[Dataset rows]
- - - - - - -

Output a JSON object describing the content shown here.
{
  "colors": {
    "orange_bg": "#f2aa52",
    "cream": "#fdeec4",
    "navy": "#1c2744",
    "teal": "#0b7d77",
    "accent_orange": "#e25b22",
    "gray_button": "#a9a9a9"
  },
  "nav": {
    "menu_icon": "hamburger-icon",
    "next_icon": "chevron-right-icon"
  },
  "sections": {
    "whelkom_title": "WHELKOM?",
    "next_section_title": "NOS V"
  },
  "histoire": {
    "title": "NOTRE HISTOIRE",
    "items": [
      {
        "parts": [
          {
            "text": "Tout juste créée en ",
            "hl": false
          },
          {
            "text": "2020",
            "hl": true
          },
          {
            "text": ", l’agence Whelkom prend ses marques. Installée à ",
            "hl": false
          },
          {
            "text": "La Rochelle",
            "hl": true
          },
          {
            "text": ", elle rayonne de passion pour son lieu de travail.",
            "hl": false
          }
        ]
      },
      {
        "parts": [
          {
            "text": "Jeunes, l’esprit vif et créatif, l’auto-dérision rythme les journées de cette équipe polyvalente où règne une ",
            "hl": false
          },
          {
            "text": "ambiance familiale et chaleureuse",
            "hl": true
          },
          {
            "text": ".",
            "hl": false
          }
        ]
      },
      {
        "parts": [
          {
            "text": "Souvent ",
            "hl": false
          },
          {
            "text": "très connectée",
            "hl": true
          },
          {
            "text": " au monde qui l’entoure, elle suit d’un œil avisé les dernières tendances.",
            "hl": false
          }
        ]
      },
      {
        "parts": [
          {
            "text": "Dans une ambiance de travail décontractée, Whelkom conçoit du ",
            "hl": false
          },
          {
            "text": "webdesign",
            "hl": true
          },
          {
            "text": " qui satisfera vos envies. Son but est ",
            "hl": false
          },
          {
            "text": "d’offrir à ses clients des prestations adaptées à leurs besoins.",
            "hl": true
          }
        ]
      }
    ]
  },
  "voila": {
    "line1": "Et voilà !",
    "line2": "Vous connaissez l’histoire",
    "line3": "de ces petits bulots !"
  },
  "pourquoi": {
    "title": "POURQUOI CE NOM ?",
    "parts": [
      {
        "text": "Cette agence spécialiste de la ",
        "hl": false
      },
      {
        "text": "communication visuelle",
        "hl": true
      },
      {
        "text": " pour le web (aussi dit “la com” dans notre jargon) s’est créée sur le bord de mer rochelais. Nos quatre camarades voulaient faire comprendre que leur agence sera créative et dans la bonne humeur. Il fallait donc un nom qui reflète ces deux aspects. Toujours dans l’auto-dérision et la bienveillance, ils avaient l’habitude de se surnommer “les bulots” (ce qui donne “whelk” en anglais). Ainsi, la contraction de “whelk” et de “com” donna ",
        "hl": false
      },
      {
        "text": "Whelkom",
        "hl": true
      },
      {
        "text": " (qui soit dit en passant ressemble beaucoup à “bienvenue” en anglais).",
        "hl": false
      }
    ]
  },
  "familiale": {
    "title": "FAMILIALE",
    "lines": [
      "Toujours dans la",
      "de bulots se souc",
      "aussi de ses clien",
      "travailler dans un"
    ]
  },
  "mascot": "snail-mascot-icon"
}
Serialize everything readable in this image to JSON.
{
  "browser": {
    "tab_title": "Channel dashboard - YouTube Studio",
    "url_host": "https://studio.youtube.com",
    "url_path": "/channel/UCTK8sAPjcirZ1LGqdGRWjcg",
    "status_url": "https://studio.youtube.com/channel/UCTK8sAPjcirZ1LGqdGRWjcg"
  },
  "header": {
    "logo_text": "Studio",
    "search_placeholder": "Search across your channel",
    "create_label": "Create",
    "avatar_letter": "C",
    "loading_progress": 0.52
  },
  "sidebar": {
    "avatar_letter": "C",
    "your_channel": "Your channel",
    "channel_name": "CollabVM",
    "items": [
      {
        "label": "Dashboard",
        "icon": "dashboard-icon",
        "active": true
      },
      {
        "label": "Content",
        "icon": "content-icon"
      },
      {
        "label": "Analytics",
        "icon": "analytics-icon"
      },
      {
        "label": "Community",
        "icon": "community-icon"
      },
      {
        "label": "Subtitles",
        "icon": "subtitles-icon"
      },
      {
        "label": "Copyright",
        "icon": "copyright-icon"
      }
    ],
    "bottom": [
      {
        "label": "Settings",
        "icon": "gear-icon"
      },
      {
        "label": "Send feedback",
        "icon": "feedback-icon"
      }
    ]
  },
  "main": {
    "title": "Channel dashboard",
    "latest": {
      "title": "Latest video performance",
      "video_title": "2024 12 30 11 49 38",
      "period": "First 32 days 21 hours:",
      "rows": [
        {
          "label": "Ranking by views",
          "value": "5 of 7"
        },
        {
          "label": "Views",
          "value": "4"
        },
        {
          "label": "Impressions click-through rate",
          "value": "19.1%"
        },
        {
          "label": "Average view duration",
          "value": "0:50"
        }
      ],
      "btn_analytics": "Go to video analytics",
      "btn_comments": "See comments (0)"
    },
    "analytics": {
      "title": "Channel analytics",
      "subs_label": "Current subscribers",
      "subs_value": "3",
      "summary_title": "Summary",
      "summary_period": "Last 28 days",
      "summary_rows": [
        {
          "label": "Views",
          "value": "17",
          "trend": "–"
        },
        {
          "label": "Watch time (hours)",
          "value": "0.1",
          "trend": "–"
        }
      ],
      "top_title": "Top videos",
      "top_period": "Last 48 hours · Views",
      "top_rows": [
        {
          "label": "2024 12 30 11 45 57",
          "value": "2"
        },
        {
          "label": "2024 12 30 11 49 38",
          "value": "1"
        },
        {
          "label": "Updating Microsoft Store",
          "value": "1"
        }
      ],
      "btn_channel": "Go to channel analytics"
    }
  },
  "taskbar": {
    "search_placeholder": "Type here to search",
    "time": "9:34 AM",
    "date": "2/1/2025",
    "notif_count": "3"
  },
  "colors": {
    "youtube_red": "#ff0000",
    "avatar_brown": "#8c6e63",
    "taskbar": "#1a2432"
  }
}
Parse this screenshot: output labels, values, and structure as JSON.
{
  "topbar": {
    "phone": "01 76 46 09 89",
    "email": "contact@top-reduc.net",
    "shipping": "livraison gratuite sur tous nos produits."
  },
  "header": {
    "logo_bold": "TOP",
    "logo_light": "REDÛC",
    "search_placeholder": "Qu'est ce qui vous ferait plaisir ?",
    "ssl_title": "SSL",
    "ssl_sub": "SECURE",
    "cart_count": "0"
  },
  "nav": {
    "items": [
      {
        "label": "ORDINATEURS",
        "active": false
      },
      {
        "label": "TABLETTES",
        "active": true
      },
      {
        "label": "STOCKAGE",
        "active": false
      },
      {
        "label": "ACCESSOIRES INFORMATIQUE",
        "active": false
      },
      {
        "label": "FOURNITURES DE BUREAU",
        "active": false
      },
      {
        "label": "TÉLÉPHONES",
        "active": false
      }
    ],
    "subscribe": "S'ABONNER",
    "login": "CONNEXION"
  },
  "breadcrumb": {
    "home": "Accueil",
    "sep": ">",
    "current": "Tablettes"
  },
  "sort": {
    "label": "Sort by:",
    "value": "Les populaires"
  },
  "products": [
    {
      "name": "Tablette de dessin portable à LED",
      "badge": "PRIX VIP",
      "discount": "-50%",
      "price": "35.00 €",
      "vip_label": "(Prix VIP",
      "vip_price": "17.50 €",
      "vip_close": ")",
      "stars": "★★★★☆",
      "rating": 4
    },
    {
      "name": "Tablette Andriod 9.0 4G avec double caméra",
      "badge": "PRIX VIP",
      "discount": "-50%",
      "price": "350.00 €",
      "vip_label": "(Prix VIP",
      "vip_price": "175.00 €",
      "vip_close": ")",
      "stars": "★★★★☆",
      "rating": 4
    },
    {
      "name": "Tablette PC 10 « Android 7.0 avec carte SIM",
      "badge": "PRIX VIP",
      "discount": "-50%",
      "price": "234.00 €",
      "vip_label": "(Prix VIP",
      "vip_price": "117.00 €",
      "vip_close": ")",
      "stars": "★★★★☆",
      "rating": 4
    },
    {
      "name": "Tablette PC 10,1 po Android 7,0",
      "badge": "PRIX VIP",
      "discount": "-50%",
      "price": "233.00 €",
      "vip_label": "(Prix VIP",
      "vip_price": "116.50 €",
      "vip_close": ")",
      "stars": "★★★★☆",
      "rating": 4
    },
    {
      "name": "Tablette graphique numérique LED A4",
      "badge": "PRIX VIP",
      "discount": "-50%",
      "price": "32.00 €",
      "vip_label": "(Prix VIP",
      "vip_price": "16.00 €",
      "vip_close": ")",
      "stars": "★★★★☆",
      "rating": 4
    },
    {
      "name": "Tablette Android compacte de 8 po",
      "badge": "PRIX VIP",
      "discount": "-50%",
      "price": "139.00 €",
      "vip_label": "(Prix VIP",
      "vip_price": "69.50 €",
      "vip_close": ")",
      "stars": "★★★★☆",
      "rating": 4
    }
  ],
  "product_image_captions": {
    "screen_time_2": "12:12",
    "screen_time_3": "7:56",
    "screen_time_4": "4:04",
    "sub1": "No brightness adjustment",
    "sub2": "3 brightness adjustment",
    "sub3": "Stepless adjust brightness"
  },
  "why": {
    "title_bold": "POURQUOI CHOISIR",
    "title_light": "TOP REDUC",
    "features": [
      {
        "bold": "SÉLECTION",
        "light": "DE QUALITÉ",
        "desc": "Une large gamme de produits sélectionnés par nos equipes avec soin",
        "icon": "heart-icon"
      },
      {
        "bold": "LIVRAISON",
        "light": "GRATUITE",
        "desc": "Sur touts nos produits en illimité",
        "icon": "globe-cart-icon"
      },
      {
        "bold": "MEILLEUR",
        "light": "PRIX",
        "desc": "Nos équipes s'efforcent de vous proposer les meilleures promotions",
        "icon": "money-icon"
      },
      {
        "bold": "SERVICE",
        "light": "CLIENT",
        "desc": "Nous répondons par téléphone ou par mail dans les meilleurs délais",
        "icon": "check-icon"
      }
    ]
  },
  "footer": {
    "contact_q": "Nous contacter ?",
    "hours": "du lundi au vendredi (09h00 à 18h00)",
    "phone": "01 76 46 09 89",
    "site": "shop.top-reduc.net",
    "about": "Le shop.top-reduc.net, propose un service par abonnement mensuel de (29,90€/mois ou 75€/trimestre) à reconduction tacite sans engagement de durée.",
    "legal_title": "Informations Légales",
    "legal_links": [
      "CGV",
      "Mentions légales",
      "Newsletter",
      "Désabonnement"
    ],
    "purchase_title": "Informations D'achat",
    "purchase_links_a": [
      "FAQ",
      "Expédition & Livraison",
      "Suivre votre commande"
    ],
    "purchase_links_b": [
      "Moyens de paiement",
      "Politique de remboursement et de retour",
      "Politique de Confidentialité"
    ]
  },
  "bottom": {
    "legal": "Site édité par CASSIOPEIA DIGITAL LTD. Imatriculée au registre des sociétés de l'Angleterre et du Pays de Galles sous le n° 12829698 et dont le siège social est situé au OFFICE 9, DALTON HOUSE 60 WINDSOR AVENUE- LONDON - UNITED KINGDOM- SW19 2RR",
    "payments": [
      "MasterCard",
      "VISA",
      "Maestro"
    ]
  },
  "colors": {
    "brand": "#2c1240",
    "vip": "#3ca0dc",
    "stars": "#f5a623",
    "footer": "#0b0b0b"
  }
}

- - - - - - -

WHAT TO DO: Filter the records above and return every line that holds the word "dérision".

WRITTEN ANSWER:
            "text": "Jeunes, l’esprit vif et créatif, l’auto-dérision rythme les journées de cette équipe polyvalente où règne une ",
        "text": " pour le web (aussi dit “la com” dans notre jargon) s’est créée sur le bord de mer rochelais. Nos quatre camarades voulaient faire comprendre que leur agence sera créative et dans la bonne humeur. Il fallait donc un nom qui reflète ces deux aspects. Toujours dans l’auto-dérision et la bienveillance, ils avaient l’habitude de se surnommer “les bulots” (ce qui donne “whelk” en anglais). Ainsi, la contraction de “whelk” et de “com” donna ",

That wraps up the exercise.